[TESTO DELLA PAGINA]:
Quando, come e perché nasce #beARTiFUL?
Massimiliano: #beARTiful nasce nel settembre 2015, dall’incontro di due realtà formalmente diverse come il Centro Giovani Vintola e il Museion, sostenuto dall’Ufficio Giovani della Provincia Autonoma di Bolzano. Uno degli obbiettivi che ci siamo posti sin dall’inizio è stato quello di aprire il centro giovani a nuovi ragazzi, veicolando anche il senso stesso di uno spazio giovanile come uno spazio aperto che si può utilizzare come più si preferisce. Anche se soffriamo un po’ della scarsa visibilità della location, l’attività è costante e quotidiana. Il centro è sempre molto frequentato da bambini e ragazzi che qui svolgono attività di doposcuola, però lo spazio in sé ha le potenzialità per ospitare progettualità sempre più ampie e complesse, dato che ha diversi spazi come il teatro, le officine di sperimentazione professionale e la palestra.
Le nostre esigenze sono sia esprimere queste potenzialità inespresse, ma anche relazionarsi con tutto quello che esiste già in città, come le attività di altri gruppi ed istituzioni.
Filo rosso del progetto è dunque un forte richiamo al senso del bello e al fare cose belle. Ci rivolgiamo a chi ha voglia di esprimersi, dando sfogo alle proprie aspettative, interagire costruttivamente con il contesto e in questo senso Museion ha sposato la nostra causa.
Frida: Noi invece, come Museion, siamo partiti due anni fa con il progetto europeo “Museum as a tool box”, che ha visto la partecipazione di cinque musei europei, tra cui Museion appunto per rappresentare l’Italia. Il focus era proprio la relazione tra il museo di arte contemporanea e i giovani tra i 15 e i 25 anni. Il progetto in sé ha una durata triennale, però poi sta ad ogni museo continuare a portare avanti il discorso; dunque nel momento che il Centro Giovani Vintola ci ha dato la possibilità di aprire una nuova progettualità, l’abbiamo visto come un modo per proseguire questa esperienza. Purtroppo oggi, i musei vengono percepiti come torri d’avorio, ambienti esclusivi, ma in realtà si tratta proprio del contrario, di ambienti inclusivi. Abbattere le barriere di paura e scetticismo nei giovani rispetto ai musei, è una riscoperta del valore sociale dell’arte.

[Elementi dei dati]
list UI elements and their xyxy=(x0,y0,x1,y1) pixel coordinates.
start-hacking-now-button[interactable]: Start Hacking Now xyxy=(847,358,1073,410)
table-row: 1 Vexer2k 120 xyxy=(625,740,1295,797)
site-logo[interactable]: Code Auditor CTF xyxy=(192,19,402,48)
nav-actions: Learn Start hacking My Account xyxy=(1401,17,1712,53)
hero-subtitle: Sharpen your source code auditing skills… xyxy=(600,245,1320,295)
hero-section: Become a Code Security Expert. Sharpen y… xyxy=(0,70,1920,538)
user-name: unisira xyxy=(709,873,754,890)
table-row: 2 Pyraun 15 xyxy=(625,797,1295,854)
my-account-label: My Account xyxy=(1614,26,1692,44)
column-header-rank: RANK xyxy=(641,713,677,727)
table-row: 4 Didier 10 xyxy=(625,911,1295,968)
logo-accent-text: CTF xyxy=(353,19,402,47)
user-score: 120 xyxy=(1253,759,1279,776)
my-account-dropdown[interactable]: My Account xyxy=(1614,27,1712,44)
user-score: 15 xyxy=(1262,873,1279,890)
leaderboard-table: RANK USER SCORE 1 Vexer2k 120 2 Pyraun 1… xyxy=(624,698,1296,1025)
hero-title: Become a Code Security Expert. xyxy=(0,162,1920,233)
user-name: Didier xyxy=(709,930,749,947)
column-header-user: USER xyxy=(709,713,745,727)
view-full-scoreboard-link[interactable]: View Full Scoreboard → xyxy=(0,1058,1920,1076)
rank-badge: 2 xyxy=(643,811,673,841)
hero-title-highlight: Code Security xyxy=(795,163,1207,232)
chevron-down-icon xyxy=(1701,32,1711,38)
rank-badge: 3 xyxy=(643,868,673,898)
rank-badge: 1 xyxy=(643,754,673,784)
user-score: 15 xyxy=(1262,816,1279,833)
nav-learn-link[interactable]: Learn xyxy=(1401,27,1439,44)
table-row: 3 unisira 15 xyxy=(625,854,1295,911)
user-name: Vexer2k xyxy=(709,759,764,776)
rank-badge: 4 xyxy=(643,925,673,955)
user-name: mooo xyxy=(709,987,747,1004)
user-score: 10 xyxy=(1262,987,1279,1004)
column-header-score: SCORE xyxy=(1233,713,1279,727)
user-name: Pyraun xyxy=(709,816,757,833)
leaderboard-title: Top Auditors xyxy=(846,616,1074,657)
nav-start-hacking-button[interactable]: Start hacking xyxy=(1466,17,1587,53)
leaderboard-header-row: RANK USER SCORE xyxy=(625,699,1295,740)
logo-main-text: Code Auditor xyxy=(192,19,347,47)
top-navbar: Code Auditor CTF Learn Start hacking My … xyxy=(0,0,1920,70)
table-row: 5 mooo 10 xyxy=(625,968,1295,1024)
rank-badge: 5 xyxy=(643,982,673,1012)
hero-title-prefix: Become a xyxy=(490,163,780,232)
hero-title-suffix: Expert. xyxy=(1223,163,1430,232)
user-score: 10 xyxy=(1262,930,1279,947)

[DESCRIZIONE DEL COMPITO]: Riprendi l'intervista sul progetto #beARTiful e prosegui subito dopo l'ultima frase riportata.

[LA RISPOSTA]:
Roberta: #beARTiful si prefigge anche di creare una sorta di abitudine al luogo Museo, oltre che naturalmente al Vintola, e quindi creare con questi ragazzi un rapporto privilegiato, d’affezione con questi spazi: far si che si crei questo gruppo di ragazzi attorno al museo e che essi stessi lo percepiscano come uno spazio proprio e che sfruttino tutte le possibilità che un museo di arte contemporanea e le sue professionalià all’interno possono offrire.
In che modo si può partecipare e a #beARTiFUL?
Massimiliano: Il progetto #beARTiFUL non ha un’iscrizione fisica, si può seguire attraverso i social o concretamente da tutte le sue tappe; #beARTiFUL prevede diverse iniziative, eventi, workshop con l’obiettivo di creare un network di giovani appassionati ai linguaggi contemporanei che possano sfruttare al massimo gli spazi e le professionalità che li caratterizzano. In questo senso è molto aperto, solo i workshop sono su iscrizione, per ovvi motivi organizzativi.
Come si declina il progetto #beARTiful nel primo workshop “Dare la parola” con ivan?
Massimiliano: Se per Museion è stato il progetto “tool box” ad avviare il discorso giovani e museo, per noi del Vintola18 invece ad ispirarci, anche se in forma indiretta, è stato un altro progetto: “Make it visible: contemporary arts residence for youth”, un percorso realizzato dalla Cooperativa 19 e con Sineglossa Creative Ground –una realtà marchigiana– che insieme hanno utilizzato gli spazi del Vintola18 per un campus creativo della durata di dieci giorni e dove un gruppo di 12 ragazzi ha potuto seguire tre moduli legati ai linguaggi contemporanei: progettazione artistica, fotografia e storytelling. Al termine avevano la possibilità di realizzare i loro progetti individuali che confluivano poi in una mappa inedita della città e l’applicazione Artwalks. Ma aldilà dei dettagli tecnici del progetto, la cosa che abbiamo visto funzionare e ci ha stupito parecchio è stata la grande partecipazione dei giovani che, richiamati da proposte di valore, contenuti e forti aperture rispetto alla partecipazione sociale, sono rimasti entusiasti dell’esperienza. Nasce da qui il primo abbozzo di #beARTiful e per questo motivo abbiamo pensato di coinvolgere un artista come ivan, in grado di intercettare queste istanze.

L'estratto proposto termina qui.